Task to carry out: Gather each line in the entries that includes the string "Tristan".
┌──
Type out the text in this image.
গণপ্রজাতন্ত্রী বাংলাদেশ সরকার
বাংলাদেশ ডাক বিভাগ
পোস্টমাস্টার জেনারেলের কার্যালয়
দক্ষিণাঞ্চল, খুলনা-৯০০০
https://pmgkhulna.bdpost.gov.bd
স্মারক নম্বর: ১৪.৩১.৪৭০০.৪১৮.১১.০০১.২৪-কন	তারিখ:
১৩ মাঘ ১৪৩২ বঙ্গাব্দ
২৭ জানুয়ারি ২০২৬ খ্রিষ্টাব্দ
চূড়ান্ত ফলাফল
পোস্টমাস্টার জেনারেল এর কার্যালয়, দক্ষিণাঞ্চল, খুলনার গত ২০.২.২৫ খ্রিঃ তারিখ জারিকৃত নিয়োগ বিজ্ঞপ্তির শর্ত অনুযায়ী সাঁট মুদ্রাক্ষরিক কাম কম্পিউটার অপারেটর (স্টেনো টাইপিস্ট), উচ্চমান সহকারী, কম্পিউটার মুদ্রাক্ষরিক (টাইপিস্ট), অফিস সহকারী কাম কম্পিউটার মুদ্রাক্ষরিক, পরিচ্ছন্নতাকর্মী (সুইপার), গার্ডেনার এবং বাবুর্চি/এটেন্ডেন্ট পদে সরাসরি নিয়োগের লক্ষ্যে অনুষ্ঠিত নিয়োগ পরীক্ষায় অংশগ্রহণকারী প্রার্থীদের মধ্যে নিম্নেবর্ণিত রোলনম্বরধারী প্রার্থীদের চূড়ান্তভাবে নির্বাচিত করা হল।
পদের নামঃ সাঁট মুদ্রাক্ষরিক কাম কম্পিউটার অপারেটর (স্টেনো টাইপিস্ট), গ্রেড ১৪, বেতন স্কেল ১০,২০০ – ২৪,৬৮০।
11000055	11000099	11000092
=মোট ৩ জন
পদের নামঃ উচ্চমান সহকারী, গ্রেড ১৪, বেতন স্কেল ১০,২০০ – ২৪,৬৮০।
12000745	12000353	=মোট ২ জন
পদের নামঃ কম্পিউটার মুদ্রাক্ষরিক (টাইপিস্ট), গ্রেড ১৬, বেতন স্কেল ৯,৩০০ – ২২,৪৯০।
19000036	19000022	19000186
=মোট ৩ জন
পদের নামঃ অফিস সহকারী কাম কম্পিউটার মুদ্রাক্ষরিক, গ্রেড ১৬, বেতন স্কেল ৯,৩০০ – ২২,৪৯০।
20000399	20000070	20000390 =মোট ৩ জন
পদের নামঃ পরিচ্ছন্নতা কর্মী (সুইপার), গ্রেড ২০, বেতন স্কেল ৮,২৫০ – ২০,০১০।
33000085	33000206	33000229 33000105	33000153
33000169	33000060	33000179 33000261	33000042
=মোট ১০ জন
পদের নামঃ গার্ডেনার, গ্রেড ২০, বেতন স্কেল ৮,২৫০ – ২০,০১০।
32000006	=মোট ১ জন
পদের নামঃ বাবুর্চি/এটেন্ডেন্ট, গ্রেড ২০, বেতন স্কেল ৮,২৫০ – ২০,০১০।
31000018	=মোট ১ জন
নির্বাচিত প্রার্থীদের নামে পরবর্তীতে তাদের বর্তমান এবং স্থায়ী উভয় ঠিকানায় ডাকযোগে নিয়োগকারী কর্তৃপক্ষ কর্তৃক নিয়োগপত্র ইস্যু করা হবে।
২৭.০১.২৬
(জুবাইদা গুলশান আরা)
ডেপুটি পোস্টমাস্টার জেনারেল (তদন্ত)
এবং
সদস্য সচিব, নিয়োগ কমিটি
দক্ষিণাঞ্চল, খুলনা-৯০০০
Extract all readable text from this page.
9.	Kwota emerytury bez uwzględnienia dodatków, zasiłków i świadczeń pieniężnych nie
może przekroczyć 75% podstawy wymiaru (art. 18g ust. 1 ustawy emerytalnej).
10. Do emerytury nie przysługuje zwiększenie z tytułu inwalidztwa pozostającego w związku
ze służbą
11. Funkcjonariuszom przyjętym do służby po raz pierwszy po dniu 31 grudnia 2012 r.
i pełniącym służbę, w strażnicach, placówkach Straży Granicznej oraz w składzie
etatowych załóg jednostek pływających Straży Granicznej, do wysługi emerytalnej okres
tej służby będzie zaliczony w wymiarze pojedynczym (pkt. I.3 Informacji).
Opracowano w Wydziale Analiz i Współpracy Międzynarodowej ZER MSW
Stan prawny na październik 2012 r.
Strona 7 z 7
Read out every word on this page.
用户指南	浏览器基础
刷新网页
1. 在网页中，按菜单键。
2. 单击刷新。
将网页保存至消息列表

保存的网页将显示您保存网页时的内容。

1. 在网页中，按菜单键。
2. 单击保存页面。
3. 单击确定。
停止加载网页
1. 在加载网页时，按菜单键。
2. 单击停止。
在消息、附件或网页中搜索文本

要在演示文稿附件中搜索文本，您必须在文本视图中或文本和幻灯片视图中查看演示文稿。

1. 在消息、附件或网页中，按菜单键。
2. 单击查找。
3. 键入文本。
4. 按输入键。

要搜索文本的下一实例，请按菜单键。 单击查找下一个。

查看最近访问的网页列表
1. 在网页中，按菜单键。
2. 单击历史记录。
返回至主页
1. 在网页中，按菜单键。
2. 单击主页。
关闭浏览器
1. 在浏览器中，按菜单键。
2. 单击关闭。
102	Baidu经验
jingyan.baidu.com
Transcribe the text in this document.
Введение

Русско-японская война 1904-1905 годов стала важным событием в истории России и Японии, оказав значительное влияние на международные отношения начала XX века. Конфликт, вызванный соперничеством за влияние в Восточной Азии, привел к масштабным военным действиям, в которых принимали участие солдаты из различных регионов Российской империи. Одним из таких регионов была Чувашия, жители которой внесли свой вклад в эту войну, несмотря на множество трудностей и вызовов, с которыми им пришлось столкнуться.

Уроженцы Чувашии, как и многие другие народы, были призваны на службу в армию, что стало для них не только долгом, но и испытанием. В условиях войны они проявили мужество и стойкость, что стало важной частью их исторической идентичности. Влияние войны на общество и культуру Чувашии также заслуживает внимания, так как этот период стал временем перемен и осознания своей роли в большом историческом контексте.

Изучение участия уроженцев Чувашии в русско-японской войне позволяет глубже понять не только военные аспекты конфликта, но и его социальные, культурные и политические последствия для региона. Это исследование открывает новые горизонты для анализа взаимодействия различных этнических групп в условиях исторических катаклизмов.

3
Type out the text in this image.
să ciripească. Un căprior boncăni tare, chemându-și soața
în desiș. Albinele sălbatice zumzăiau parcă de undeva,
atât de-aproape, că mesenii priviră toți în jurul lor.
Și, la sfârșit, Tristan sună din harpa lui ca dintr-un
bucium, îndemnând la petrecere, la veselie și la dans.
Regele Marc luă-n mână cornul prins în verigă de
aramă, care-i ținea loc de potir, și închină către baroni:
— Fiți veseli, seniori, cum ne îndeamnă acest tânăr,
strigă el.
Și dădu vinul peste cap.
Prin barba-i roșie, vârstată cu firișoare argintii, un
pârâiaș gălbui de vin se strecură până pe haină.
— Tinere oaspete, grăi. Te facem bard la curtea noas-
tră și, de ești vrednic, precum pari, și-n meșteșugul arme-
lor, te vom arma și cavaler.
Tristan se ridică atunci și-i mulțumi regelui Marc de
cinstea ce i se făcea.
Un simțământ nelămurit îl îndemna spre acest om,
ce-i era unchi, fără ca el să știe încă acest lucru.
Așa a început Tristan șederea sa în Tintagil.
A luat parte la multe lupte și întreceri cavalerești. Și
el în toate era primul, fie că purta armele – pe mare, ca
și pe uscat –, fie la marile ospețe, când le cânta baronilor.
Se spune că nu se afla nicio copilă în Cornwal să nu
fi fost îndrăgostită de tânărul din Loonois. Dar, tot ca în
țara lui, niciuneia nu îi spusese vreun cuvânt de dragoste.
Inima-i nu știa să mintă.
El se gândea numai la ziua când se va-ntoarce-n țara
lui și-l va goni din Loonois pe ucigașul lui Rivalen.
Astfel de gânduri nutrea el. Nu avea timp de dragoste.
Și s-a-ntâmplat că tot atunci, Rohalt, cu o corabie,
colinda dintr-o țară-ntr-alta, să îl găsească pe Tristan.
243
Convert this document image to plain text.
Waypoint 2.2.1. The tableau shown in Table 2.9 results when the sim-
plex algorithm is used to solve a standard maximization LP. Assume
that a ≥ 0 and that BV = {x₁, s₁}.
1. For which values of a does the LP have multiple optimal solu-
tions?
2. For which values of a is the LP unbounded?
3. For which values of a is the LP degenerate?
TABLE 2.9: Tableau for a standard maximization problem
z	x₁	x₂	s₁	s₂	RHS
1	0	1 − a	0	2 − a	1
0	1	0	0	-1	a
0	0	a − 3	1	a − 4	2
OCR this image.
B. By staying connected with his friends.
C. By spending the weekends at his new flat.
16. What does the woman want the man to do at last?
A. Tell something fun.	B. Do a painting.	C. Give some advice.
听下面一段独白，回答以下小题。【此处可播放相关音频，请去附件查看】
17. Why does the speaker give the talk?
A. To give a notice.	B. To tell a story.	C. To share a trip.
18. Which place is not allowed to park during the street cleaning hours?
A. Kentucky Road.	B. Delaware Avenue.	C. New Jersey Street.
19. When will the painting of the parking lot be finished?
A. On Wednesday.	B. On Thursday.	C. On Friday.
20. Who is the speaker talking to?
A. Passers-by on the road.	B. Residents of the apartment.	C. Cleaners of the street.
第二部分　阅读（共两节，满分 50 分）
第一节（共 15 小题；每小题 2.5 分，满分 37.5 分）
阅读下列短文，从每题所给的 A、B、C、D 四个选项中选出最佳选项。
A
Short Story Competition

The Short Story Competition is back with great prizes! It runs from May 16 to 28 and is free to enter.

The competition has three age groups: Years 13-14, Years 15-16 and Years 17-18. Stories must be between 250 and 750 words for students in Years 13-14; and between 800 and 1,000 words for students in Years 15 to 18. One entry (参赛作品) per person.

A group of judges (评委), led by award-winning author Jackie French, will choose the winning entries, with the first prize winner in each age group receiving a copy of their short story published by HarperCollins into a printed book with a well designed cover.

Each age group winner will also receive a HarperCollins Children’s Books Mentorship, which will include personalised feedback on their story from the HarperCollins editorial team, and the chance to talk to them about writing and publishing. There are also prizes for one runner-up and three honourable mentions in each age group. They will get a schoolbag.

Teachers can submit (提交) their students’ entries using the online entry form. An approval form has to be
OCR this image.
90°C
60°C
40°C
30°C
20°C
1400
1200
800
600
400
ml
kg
└──
Response:
Și, la sfârșit, Tristan sună din harpa lui ca dintr-un
Tristan se ridică atunci și-i mulțumi regelui Marc de
Așa a început Tristan șederea sa în Tintagil.
colinda dintr-o țară-ntr-alta, să îl găsească pe Tristan.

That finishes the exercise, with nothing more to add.